— Start of Extracted records —

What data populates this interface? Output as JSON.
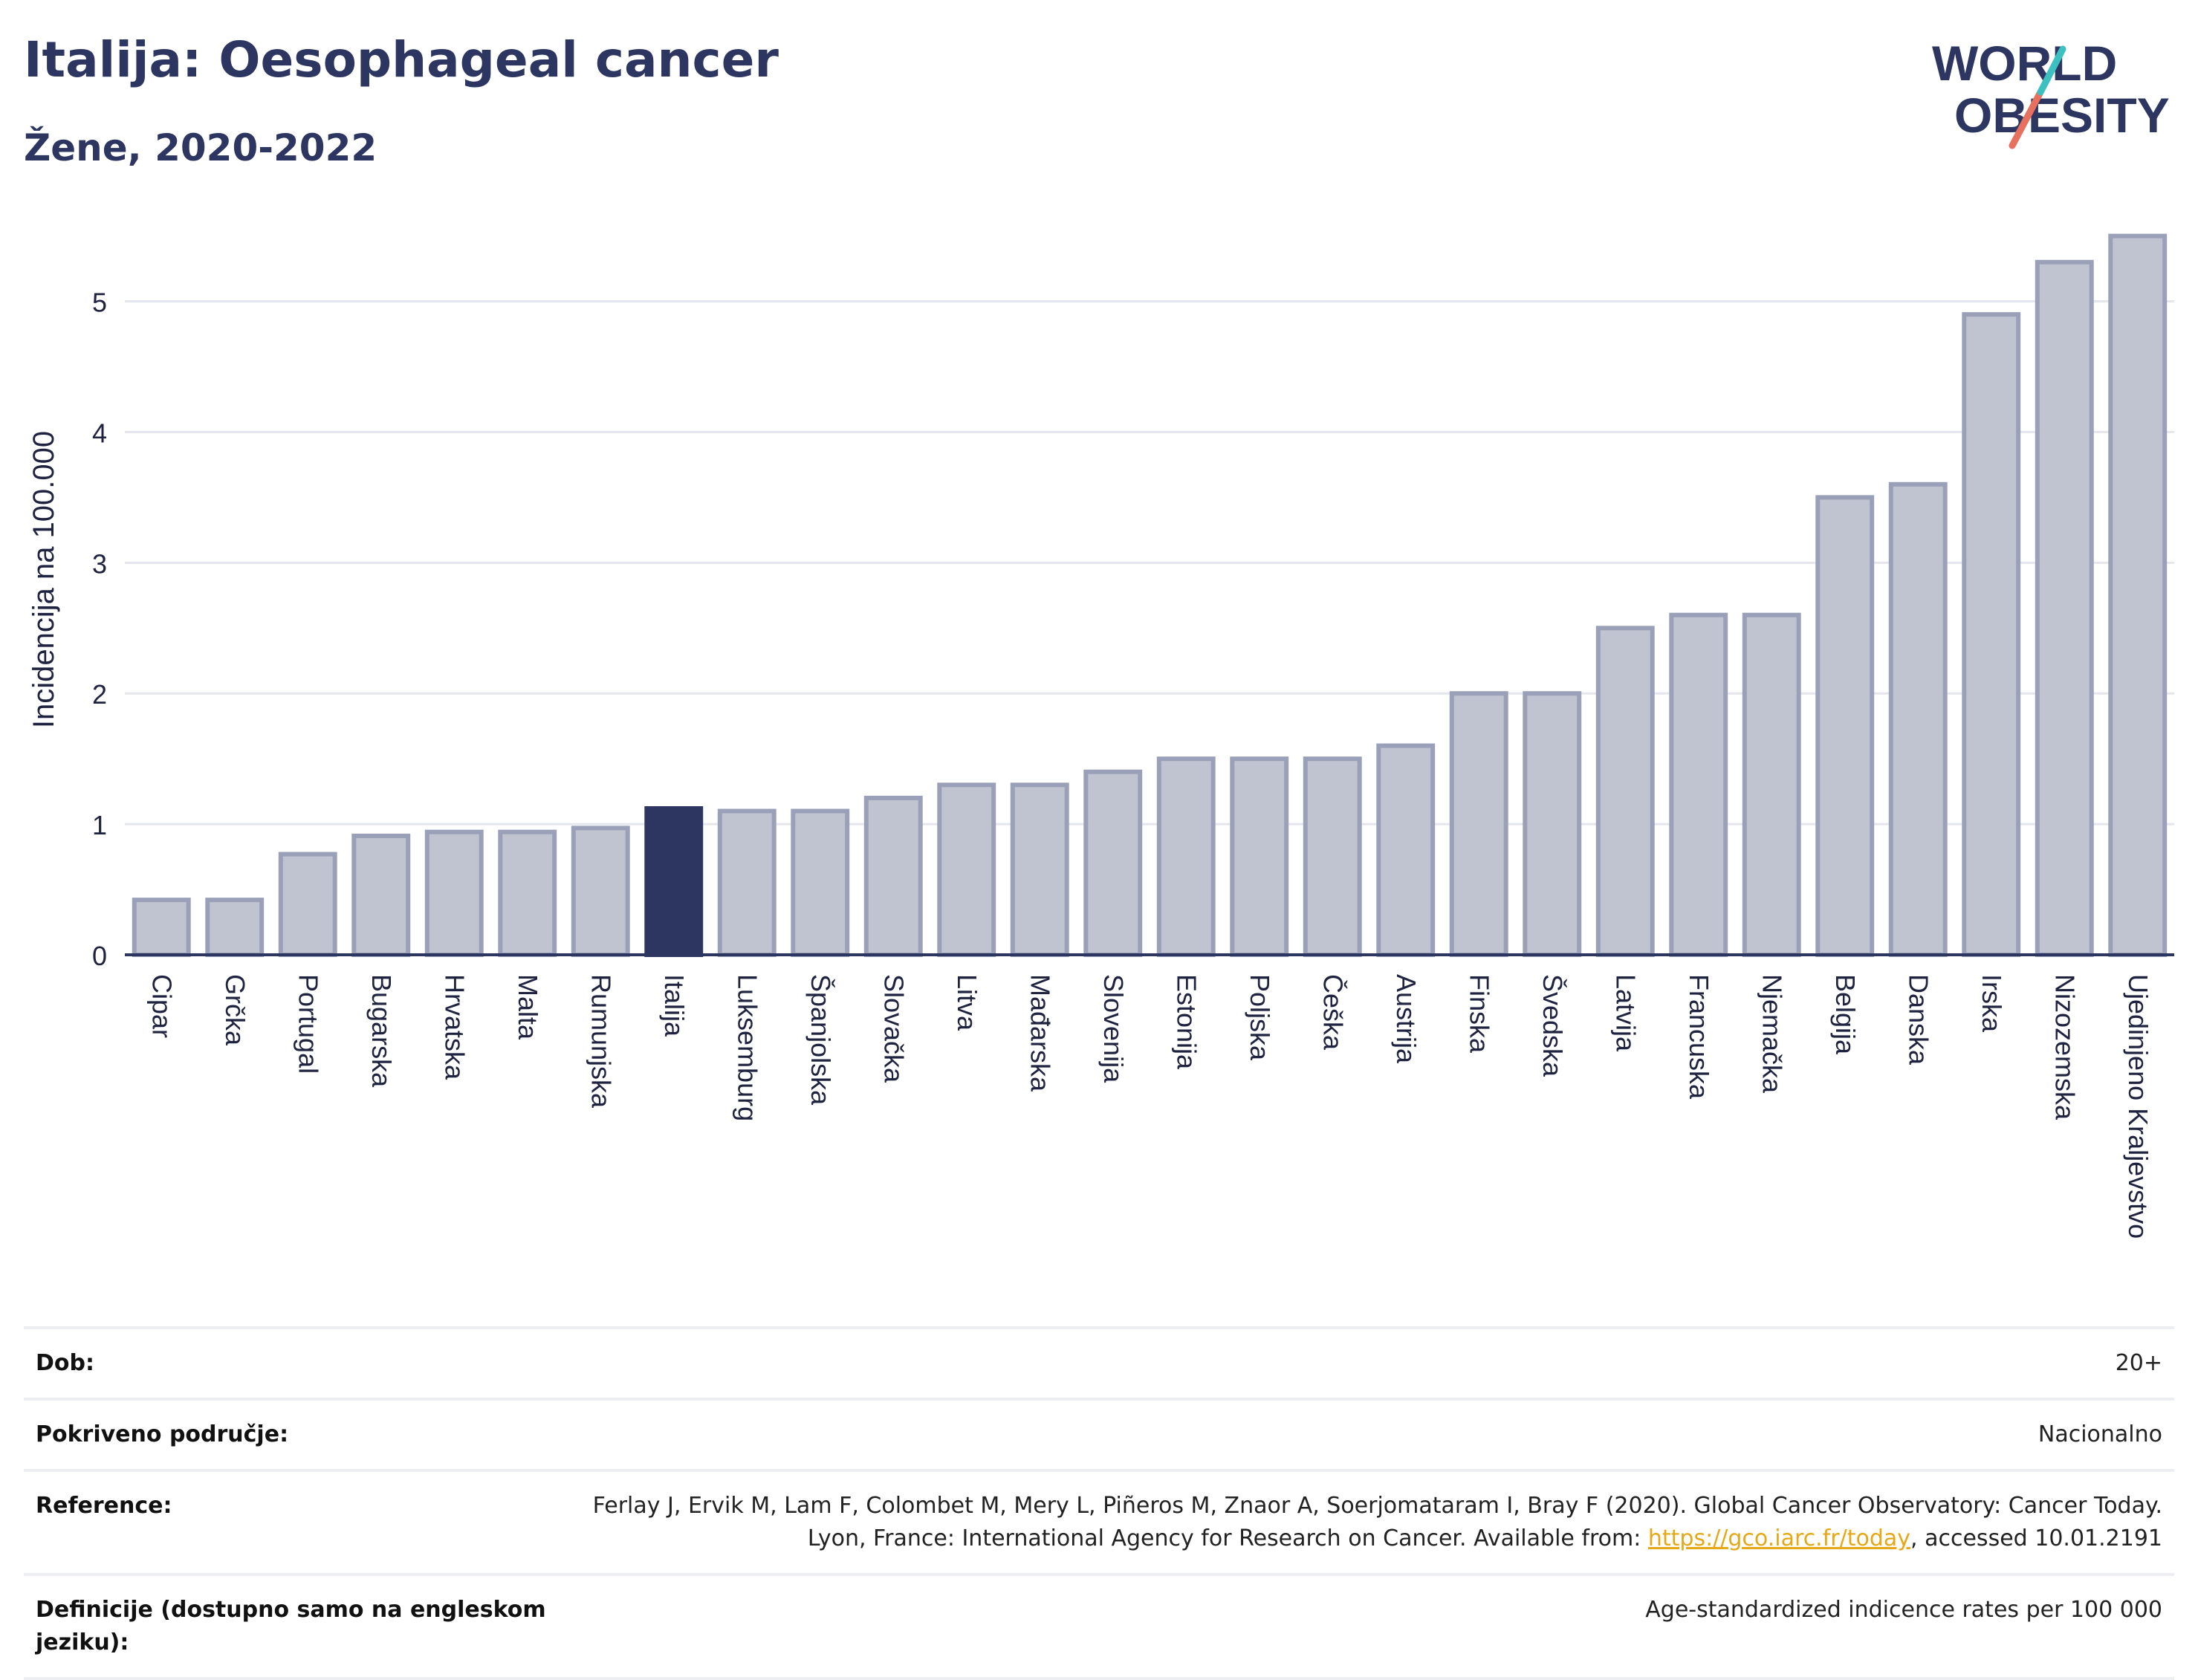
{
  "header": {
    "title": "Italija: Oesophageal cancer",
    "subtitle": "Žene, 2020-2022"
  },
  "logo": {
    "line1": "WORLD",
    "line2": "OBESITY",
    "colors": [
      "#2c3660",
      "#3cc0c0",
      "#e8705e"
    ]
  },
  "chart_data": {
    "type": "bar",
    "ylabel": "Incidencija na 100.000",
    "ylim": [
      0,
      5.6
    ],
    "yticks": [
      0,
      1,
      2,
      3,
      4,
      5
    ],
    "grid": true,
    "highlight": "Italija",
    "colors": {
      "bar": "#c0c3d0",
      "bar_edge": "#9aa0b8",
      "highlight": "#2c3660"
    },
    "categories": [
      "Cipar",
      "Grčka",
      "Portugal",
      "Bugarska",
      "Hrvatska",
      "Malta",
      "Rumunjska",
      "Italija",
      "Luksemburg",
      "Španjolska",
      "Slovačka",
      "Litva",
      "Mađarska",
      "Slovenija",
      "Estonija",
      "Poljska",
      "Češka",
      "Austrija",
      "Finska",
      "Švedska",
      "Latvija",
      "Francuska",
      "Njemačka",
      "Belgija",
      "Danska",
      "Irska",
      "Nizozemska",
      "Ujedinjeno Kraljevstvo"
    ],
    "values": [
      0.42,
      0.42,
      0.77,
      0.91,
      0.94,
      0.94,
      0.97,
      1.12,
      1.1,
      1.1,
      1.2,
      1.3,
      1.3,
      1.4,
      1.5,
      1.5,
      1.5,
      1.6,
      2.0,
      2.0,
      2.5,
      2.6,
      2.6,
      3.5,
      3.6,
      4.9,
      5.3,
      5.5
    ]
  },
  "info": {
    "age_label": "Dob:",
    "age_value": "20+",
    "coverage_label": "Pokriveno područje:",
    "coverage_value": "Nacionalno",
    "reference_label": "Reference:",
    "reference_text_1": "Ferlay J, Ervik M, Lam F, Colombet M, Mery L, Piñeros M, Znaor A, Soerjomataram I, Bray F (2020). Global Cancer Observatory: Cancer Today. Lyon, France: International Agency for Research on Cancer. Available from: ",
    "reference_link": "https://gco.iarc.fr/today",
    "reference_text_2": ", accessed 10.01.2191",
    "definitions_label": "Definicije (dostupno samo na engleskom jeziku):",
    "definitions_value": "Age-standardized indicence rates per 100 000"
  }
}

— End of Extracted records —

# Work to complete
Return the entries unchanged, save for the pictures, which do not belong in the copy.

# Solution
What data populates this interface? Output as JSON.
{
  "header": {
    "title": "Italija: Oesophageal cancer",
    "subtitle": "Žene, 2020-2022"
  },
  "logo": {
    "line1": "WORLD",
    "line2": "OBESITY",
    "colors": [
      "#2c3660",
      "#3cc0c0",
      "#e8705e"
    ]
  },
  "chart_data": {
    "type": "bar",
    "ylabel": "Incidencija na 100.000",
    "ylim": [
      0,
      5.6
    ],
    "yticks": [
      0,
      1,
      2,
      3,
      4,
      5
    ],
    "grid": true,
    "highlight": "Italija",
    "colors": {
      "bar": "#c0c3d0",
      "bar_edge": "#9aa0b8",
      "highlight": "#2c3660"
    },
    "categories": [
      "Cipar",
      "Grčka",
      "Portugal",
      "Bugarska",
      "Hrvatska",
      "Malta",
      "Rumunjska",
      "Italija",
      "Luksemburg",
      "Španjolska",
      "Slovačka",
      "Litva",
      "Mađarska",
      "Slovenija",
      "Estonija",
      "Poljska",
      "Češka",
      "Austrija",
      "Finska",
      "Švedska",
      "Latvija",
      "Francuska",
      "Njemačka",
      "Belgija",
      "Danska",
      "Irska",
      "Nizozemska",
      "Ujedinjeno Kraljevstvo"
    ],
    "values": [
      0.42,
      0.42,
      0.77,
      0.91,
      0.94,
      0.94,
      0.97,
      1.12,
      1.1,
      1.1,
      1.2,
      1.3,
      1.3,
      1.4,
      1.5,
      1.5,
      1.5,
      1.6,
      2.0,
      2.0,
      2.5,
      2.6,
      2.6,
      3.5,
      3.6,
      4.9,
      5.3,
      5.5
    ]
  },
  "info": {
    "age_label": "Dob:",
    "age_value": "20+",
    "coverage_label": "Pokriveno područje:",
    "coverage_value": "Nacionalno",
    "reference_label": "Reference:",
    "reference_text_1": "Ferlay J, Ervik M, Lam F, Colombet M, Mery L, Piñeros M, Znaor A, Soerjomataram I, Bray F (2020). Global Cancer Observatory: Cancer Today. Lyon, France: International Agency for Research on Cancer. Available from: ",
    "reference_link": "https://gco.iarc.fr/today",
    "reference_text_2": ", accessed 10.01.2191",
    "definitions_label": "Definicije (dostupno samo na engleskom jeziku):",
    "definitions_value": "Age-standardized indicence rates per 100 000"
  }
}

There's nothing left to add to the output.